** Start **

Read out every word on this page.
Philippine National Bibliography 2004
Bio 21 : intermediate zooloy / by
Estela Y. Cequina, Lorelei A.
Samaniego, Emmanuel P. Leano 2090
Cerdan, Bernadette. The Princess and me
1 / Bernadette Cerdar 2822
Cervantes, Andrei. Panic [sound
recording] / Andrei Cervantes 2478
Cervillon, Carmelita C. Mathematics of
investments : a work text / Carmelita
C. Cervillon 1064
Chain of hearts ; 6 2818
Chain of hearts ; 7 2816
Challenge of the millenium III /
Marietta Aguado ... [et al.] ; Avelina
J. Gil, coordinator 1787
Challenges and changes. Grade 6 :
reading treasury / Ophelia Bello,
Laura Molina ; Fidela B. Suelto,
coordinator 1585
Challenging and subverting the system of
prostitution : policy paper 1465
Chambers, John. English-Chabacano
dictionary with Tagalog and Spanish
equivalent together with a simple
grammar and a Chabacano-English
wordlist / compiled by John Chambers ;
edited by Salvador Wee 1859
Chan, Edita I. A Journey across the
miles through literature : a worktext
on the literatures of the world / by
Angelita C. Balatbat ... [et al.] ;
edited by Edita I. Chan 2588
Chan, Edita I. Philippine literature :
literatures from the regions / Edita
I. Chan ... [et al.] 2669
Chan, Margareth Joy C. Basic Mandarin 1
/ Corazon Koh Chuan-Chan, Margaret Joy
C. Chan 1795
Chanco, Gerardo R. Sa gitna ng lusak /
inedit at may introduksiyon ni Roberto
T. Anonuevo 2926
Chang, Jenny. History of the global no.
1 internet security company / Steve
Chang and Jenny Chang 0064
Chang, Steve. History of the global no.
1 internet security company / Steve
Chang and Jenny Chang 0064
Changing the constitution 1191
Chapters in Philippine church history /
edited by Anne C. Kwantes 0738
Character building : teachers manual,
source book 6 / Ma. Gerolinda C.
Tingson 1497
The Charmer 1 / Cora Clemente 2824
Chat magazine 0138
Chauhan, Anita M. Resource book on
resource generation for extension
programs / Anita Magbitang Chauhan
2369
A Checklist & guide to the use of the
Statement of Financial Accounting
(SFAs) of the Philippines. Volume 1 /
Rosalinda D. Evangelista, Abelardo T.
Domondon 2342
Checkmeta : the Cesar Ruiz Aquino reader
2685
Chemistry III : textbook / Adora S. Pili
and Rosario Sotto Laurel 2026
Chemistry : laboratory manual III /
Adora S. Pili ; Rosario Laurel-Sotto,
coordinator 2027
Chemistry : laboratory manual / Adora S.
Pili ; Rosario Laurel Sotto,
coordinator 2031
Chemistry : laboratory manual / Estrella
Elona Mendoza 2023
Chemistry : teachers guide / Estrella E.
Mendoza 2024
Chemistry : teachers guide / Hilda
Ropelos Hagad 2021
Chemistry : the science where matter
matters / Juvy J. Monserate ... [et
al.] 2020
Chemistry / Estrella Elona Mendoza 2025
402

** End **

**Written problem:** The entries above should be repeated exactly, every one of them.

**The response:**
Read out every word on this page.
Philippine National Bibliography 2004
Bio 21 : intermediate zooloy / by
Estela Y. Cequina, Lorelei A.
Samaniego, Emmanuel P. Leano 2090
Cerdan, Bernadette. The Princess and me
1 / Bernadette Cerdar 2822
Cervantes, Andrei. Panic [sound
recording] / Andrei Cervantes 2478
Cervillon, Carmelita C. Mathematics of
investments : a work text / Carmelita
C. Cervillon 1064
Chain of hearts ; 6 2818
Chain of hearts ; 7 2816
Challenge of the millenium III /
Marietta Aguado ... [et al.] ; Avelina
J. Gil, coordinator 1787
Challenges and changes. Grade 6 :
reading treasury / Ophelia Bello,
Laura Molina ; Fidela B. Suelto,
coordinator 1585
Challenging and subverting the system of
prostitution : policy paper 1465
Chambers, John. English-Chabacano
dictionary with Tagalog and Spanish
equivalent together with a simple
grammar and a Chabacano-English
wordlist / compiled by John Chambers ;
edited by Salvador Wee 1859
Chan, Edita I. A Journey across the
miles through literature : a worktext
on the literatures of the world / by
Angelita C. Balatbat ... [et al.] ;
edited by Edita I. Chan 2588
Chan, Edita I. Philippine literature :
literatures from the regions / Edita
I. Chan ... [et al.] 2669
Chan, Margareth Joy C. Basic Mandarin 1
/ Corazon Koh Chuan-Chan, Margaret Joy
C. Chan 1795
Chanco, Gerardo R. Sa gitna ng lusak /
inedit at may introduksiyon ni Roberto
T. Anonuevo 2926
Chang, Jenny. History of the global no.
1 internet security company / Steve
Chang and Jenny Chang 0064
Chang, Steve. History of the global no.
1 internet security company / Steve
Chang and Jenny Chang 0064
Changing the constitution 1191
Chapters in Philippine church history /
edited by Anne C. Kwantes 0738
Character building : teachers manual,
source book 6 / Ma. Gerolinda C.
Tingson 1497
The Charmer 1 / Cora Clemente 2824
Chat magazine 0138
Chauhan, Anita M. Resource book on
resource generation for extension
programs / Anita Magbitang Chauhan
2369
A Checklist & guide to the use of the
Statement of Financial Accounting
(SFAs) of the Philippines. Volume 1 /
Rosalinda D. Evangelista, Abelardo T.
Domondon 2342
Checkmeta : the Cesar Ruiz Aquino reader
2685
Chemistry III : textbook / Adora S. Pili
and Rosario Sotto Laurel 2026
Chemistry : laboratory manual III /
Adora S. Pili ; Rosario Laurel-Sotto,
coordinator 2027
Chemistry : laboratory manual / Adora S.
Pili ; Rosario Laurel Sotto,
coordinator 2031
Chemistry : laboratory manual / Estrella
Elona Mendoza 2023
Chemistry : teachers guide / Estrella E.
Mendoza 2024
Chemistry : teachers guide / Hilda
Ropelos Hagad 2021
Chemistry : the science where matter
matters / Juvy J. Monserate ... [et
al.] 2020
Chemistry / Estrella Elona Mendoza 2025
402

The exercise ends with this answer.